• _PROBLEM DESCRIPTION_: Select all lines with the string "Surge" in them, and copy those lines.

• _DATA EXCERPTS_:

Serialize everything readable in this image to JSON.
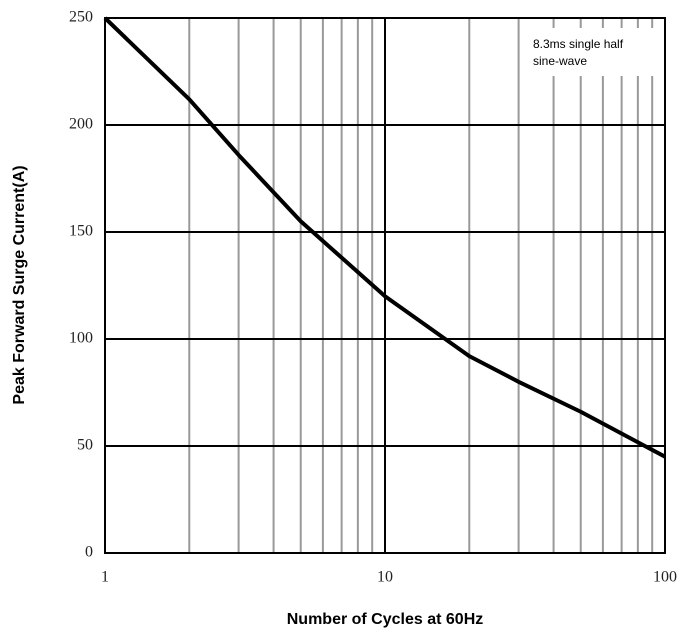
{
  "chart_data": {
    "type": "line",
    "x_label": "Number of Cycles at 60Hz",
    "y_label": "Peak Forward Surge Current(A)",
    "annotation": [
      "8.3ms single half",
      "sine-wave"
    ],
    "x": [
      1,
      2,
      3,
      5,
      10,
      20,
      30,
      50,
      100
    ],
    "series": [
      {
        "name": "Surge current",
        "color": "#000000",
        "values": [
          250,
          212,
          186,
          155,
          120,
          92,
          80,
          66,
          45
        ]
      }
    ],
    "xlim": [
      1,
      100
    ],
    "xscale": "log",
    "xticks": [
      1,
      10,
      100
    ],
    "xminor": [
      2,
      3,
      4,
      5,
      6,
      7,
      8,
      9,
      20,
      30,
      40,
      50,
      60,
      70,
      80,
      90
    ],
    "ylim": [
      0,
      250
    ],
    "yticks": [
      0,
      50,
      100,
      150,
      200,
      250
    ],
    "grid": true
  }
}
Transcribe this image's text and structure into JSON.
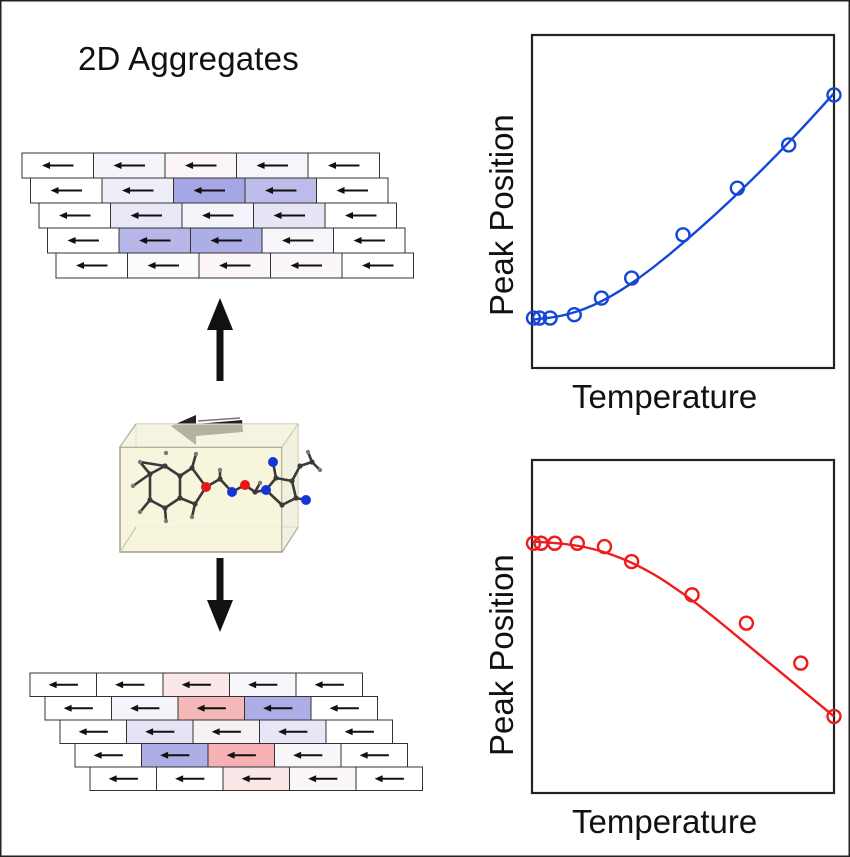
{
  "figure": {
    "title": "2D Aggregates"
  },
  "chart_data": [
    {
      "type": "scatter",
      "xlabel": "Temperature",
      "ylabel": "Peak Position",
      "color": "#1446d8",
      "ticks": "none",
      "grid": false,
      "xlim": [
        0,
        10
      ],
      "ylim": [
        0,
        10
      ],
      "points": {
        "x": [
          0.05,
          0.25,
          0.6,
          1.4,
          2.3,
          3.3,
          5.0,
          6.8,
          8.5,
          10.0
        ],
        "y": [
          1.5,
          1.5,
          1.5,
          1.6,
          2.1,
          2.7,
          4.0,
          5.4,
          6.7,
          8.2
        ]
      },
      "fit": {
        "x": [
          0,
          1,
          2,
          3,
          4,
          5,
          6,
          7,
          8,
          9,
          10
        ],
        "y": [
          1.45,
          1.55,
          1.85,
          2.35,
          3.0,
          3.75,
          4.55,
          5.4,
          6.3,
          7.25,
          8.25
        ]
      }
    },
    {
      "type": "scatter",
      "xlabel": "Temperature",
      "ylabel": "Peak Position",
      "color": "#ee1c1c",
      "ticks": "none",
      "grid": false,
      "xlim": [
        0,
        10
      ],
      "ylim": [
        0,
        10
      ],
      "points": {
        "x": [
          0.05,
          0.3,
          0.75,
          1.5,
          2.4,
          3.3,
          5.3,
          7.1,
          8.9,
          10.0
        ],
        "y": [
          7.5,
          7.5,
          7.5,
          7.5,
          7.4,
          6.95,
          5.95,
          5.1,
          3.9,
          2.3
        ]
      },
      "fit": {
        "x": [
          0,
          1,
          2,
          3,
          4,
          5,
          6,
          7,
          8,
          9,
          10
        ],
        "y": [
          7.55,
          7.5,
          7.35,
          7.05,
          6.6,
          6.0,
          5.3,
          4.55,
          3.8,
          3.05,
          2.3
        ]
      }
    }
  ],
  "aggregates": {
    "top": {
      "row_shades": [
        [
          "#ffffff",
          "#f4f4fb",
          "#fbf5f8",
          "#f5f5fb",
          "#ffffff"
        ],
        [
          "#ffffff",
          "#eeeef9",
          "#a6a6e4",
          "#bcbceb",
          "#ffffff"
        ],
        [
          "#ffffff",
          "#e8e8f7",
          "#f4f4fb",
          "#e5e5f6",
          "#ffffff"
        ],
        [
          "#ffffff",
          "#b6b6e9",
          "#aeaee6",
          "#f6f6fb",
          "#ffffff"
        ],
        [
          "#ffffff",
          "#fbfbfe",
          "#fcf5f7",
          "#fbf7f9",
          "#ffffff"
        ]
      ]
    },
    "bottom": {
      "row_shades": [
        [
          "#ffffff",
          "#ffffff",
          "#fbe7e9",
          "#f6f6fb",
          "#ffffff"
        ],
        [
          "#ffffff",
          "#f4f4fb",
          "#f5b8b9",
          "#aeaee6",
          "#ffffff"
        ],
        [
          "#ffffff",
          "#e4e4f6",
          "#f8f1f3",
          "#e6e6f6",
          "#ffffff"
        ],
        [
          "#ffffff",
          "#aeaee6",
          "#f5b1b3",
          "#f8f6f9",
          "#ffffff"
        ],
        [
          "#ffffff",
          "#ffffff",
          "#f9e6e7",
          "#fbf7f9",
          "#ffffff"
        ]
      ]
    }
  },
  "molecule_box": {
    "fill": "#f6f4d8",
    "atom_colors": {
      "carbon": "#3a3a3a",
      "oxygen": "#e81717",
      "nitrogen": "#1536d6",
      "hydrogen": "#7a7a7a"
    }
  }
}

• _EXERCISE RESULT_:
    "y_label": "Peak Forward Surge Current(A)",
        "name": "Surge current",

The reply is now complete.